### Given information
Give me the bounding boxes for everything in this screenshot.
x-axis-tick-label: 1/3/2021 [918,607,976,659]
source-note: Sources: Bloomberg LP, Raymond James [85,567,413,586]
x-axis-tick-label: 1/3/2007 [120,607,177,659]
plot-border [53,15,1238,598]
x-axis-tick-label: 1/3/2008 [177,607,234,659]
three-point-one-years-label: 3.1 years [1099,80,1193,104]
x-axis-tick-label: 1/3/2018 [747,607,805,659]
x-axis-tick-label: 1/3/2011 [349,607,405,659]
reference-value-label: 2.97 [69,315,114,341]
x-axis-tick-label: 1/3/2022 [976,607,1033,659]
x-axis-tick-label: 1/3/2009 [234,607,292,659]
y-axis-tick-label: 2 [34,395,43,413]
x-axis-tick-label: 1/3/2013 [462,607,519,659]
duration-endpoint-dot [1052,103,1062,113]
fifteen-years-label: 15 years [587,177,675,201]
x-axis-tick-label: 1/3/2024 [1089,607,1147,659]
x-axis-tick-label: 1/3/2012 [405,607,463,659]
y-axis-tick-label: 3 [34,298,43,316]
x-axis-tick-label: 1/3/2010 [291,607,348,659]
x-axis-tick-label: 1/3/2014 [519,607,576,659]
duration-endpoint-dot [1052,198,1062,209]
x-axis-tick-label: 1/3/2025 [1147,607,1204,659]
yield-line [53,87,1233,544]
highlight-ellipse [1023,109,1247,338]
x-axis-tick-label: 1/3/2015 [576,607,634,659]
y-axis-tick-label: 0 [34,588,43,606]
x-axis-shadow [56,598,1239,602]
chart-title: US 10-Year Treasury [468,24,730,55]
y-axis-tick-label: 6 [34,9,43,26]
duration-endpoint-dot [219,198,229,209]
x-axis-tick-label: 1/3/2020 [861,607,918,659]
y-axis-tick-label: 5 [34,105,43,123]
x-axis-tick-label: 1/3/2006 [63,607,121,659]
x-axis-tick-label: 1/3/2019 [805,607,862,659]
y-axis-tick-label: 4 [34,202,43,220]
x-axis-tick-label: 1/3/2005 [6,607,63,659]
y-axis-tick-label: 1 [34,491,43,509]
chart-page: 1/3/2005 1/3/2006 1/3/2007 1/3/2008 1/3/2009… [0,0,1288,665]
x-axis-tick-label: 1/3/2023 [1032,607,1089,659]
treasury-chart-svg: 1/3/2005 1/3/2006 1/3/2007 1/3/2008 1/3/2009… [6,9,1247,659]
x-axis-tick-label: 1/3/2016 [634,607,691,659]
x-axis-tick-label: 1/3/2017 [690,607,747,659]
######
Your task :: Write out the whole listing again, putting "span-end-marker" wherever "duration-endpoint-dot" appears. Keep every other part the same.

Exercise result ::
Give me the bounding boxes for everything in this screenshot.
x-axis-tick-label: 1/3/2021 [918,607,976,659]
source-note: Sources: Bloomberg LP, Raymond James [85,567,413,586]
x-axis-tick-label: 1/3/2007 [120,607,177,659]
plot-border [53,15,1238,598]
x-axis-tick-label: 1/3/2008 [177,607,234,659]
three-point-one-years-label: 3.1 years [1099,80,1193,104]
x-axis-tick-label: 1/3/2018 [747,607,805,659]
x-axis-tick-label: 1/3/2011 [349,607,405,659]
reference-value-label: 2.97 [69,315,114,341]
x-axis-tick-label: 1/3/2022 [976,607,1033,659]
x-axis-tick-label: 1/3/2009 [234,607,292,659]
y-axis-tick-label: 2 [34,395,43,413]
x-axis-tick-label: 1/3/2013 [462,607,519,659]
span-end-marker [1052,103,1062,113]
fifteen-years-label: 15 years [587,177,675,201]
x-axis-tick-label: 1/3/2024 [1089,607,1147,659]
x-axis-tick-label: 1/3/2012 [405,607,463,659]
y-axis-tick-label: 3 [34,298,43,316]
x-axis-tick-label: 1/3/2010 [291,607,348,659]
x-axis-tick-label: 1/3/2014 [519,607,576,659]
span-end-marker [1052,198,1062,209]
x-axis-tick-label: 1/3/2025 [1147,607,1204,659]
yield-line [53,87,1233,544]
highlight-ellipse [1023,109,1247,338]
x-axis-tick-label: 1/3/2015 [576,607,634,659]
y-axis-tick-label: 0 [34,588,43,606]
x-axis-shadow [56,598,1239,602]
chart-title: US 10-Year Treasury [468,24,730,55]
y-axis-tick-label: 6 [34,9,43,26]
span-end-marker [219,198,229,209]
x-axis-tick-label: 1/3/2020 [861,607,918,659]
y-axis-tick-label: 5 [34,105,43,123]
x-axis-tick-label: 1/3/2006 [63,607,121,659]
x-axis-tick-label: 1/3/2019 [805,607,862,659]
y-axis-tick-label: 4 [34,202,43,220]
x-axis-tick-label: 1/3/2005 [6,607,63,659]
y-axis-tick-label: 1 [34,491,43,509]
chart-page: 1/3/2005 1/3/2006 1/3/2007 1/3/2008 1/3/2009… [0,0,1288,665]
x-axis-tick-label: 1/3/2023 [1032,607,1089,659]
treasury-chart-svg: 1/3/2005 1/3/2006 1/3/2007 1/3/2008 1/3/2009… [6,9,1247,659]
x-axis-tick-label: 1/3/2016 [634,607,691,659]
x-axis-tick-label: 1/3/2017 [690,607,747,659]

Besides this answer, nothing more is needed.